:: Raw records ::
⁂

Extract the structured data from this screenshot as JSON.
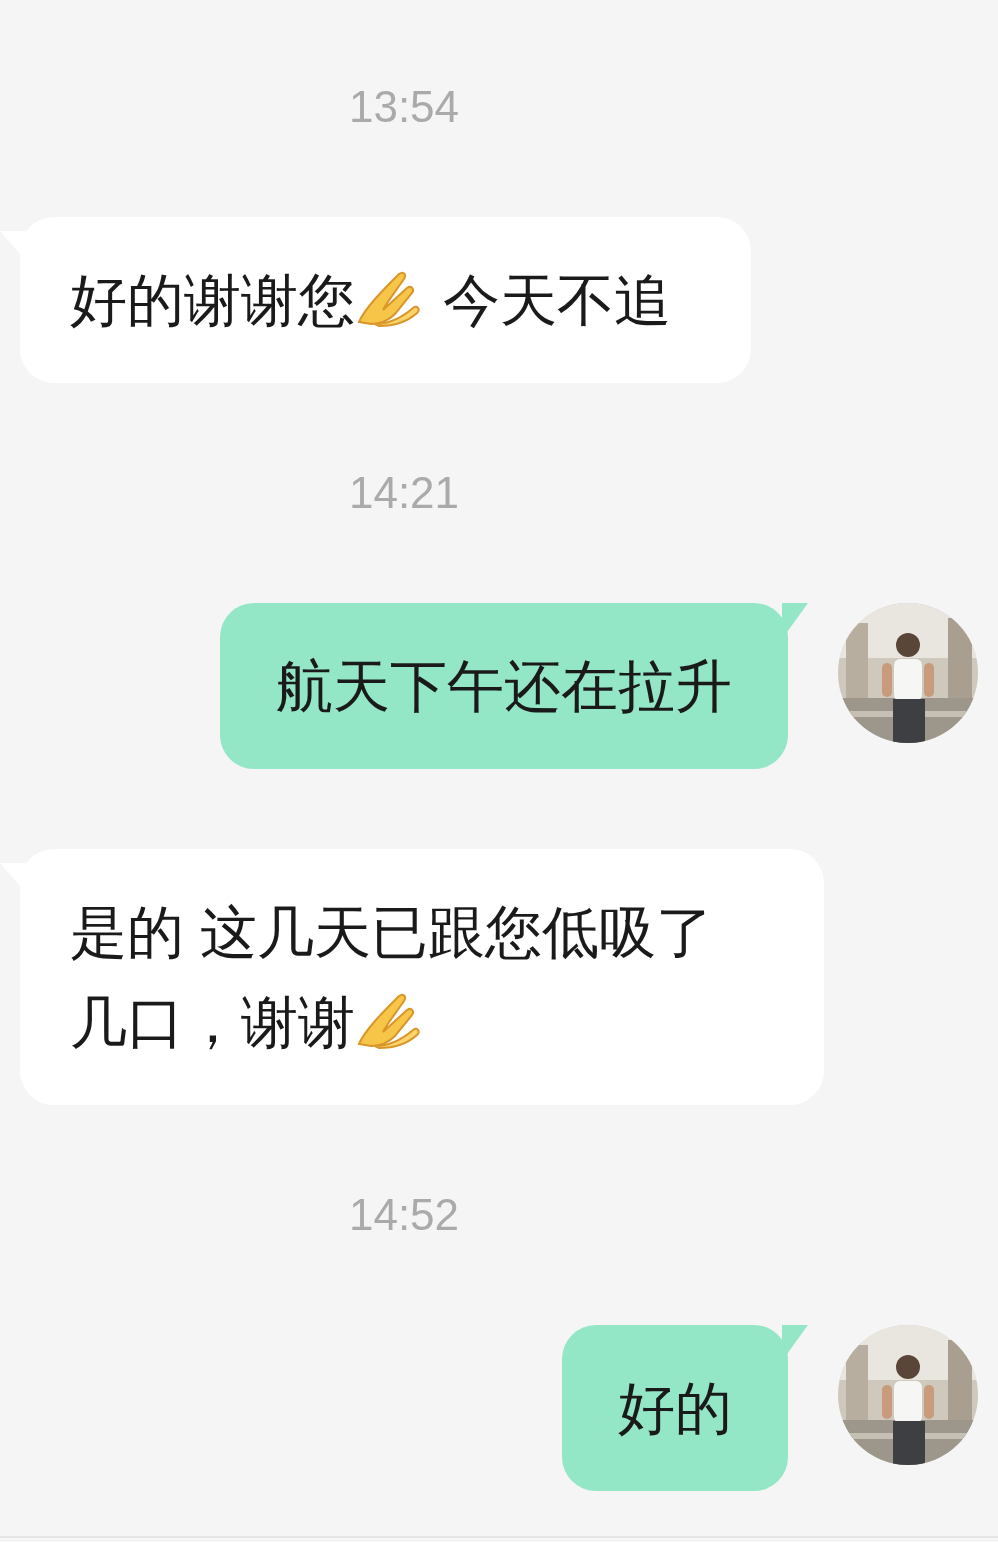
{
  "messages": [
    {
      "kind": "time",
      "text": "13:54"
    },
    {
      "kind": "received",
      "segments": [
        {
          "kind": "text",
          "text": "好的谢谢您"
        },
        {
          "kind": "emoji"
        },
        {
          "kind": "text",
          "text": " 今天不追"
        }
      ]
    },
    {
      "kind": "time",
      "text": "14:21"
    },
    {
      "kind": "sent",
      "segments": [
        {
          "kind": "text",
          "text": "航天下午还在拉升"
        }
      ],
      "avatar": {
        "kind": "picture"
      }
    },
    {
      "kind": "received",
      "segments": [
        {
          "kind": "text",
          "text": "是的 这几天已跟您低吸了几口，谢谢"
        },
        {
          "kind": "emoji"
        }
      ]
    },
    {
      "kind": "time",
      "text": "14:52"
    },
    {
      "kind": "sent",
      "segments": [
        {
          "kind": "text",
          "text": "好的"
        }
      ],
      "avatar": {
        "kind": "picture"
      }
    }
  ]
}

⁂

All of the lines above should be printed exactly, minus the pictures.

Extract the structured data from this screenshot as JSON.
{
  "messages": [
    {
      "kind": "time",
      "text": "13:54"
    },
    {
      "kind": "received",
      "segments": [
        {
          "kind": "text",
          "text": "好的谢谢您"
        },
        {
          "kind": "emoji"
        },
        {
          "kind": "text",
          "text": " 今天不追"
        }
      ]
    },
    {
      "kind": "time",
      "text": "14:21"
    },
    {
      "kind": "sent",
      "segments": [
        {
          "kind": "text",
          "text": "航天下午还在拉升"
        }
      ],
      "avatar": {
        "kind": "picture"
      }
    },
    {
      "kind": "received",
      "segments": [
        {
          "kind": "text",
          "text": "是的 这几天已跟您低吸了几口，谢谢"
        },
        {
          "kind": "emoji"
        }
      ]
    },
    {
      "kind": "time",
      "text": "14:52"
    },
    {
      "kind": "sent",
      "segments": [
        {
          "kind": "text",
          "text": "好的"
        }
      ],
      "avatar": {
        "kind": "picture"
      }
    }
  ]
}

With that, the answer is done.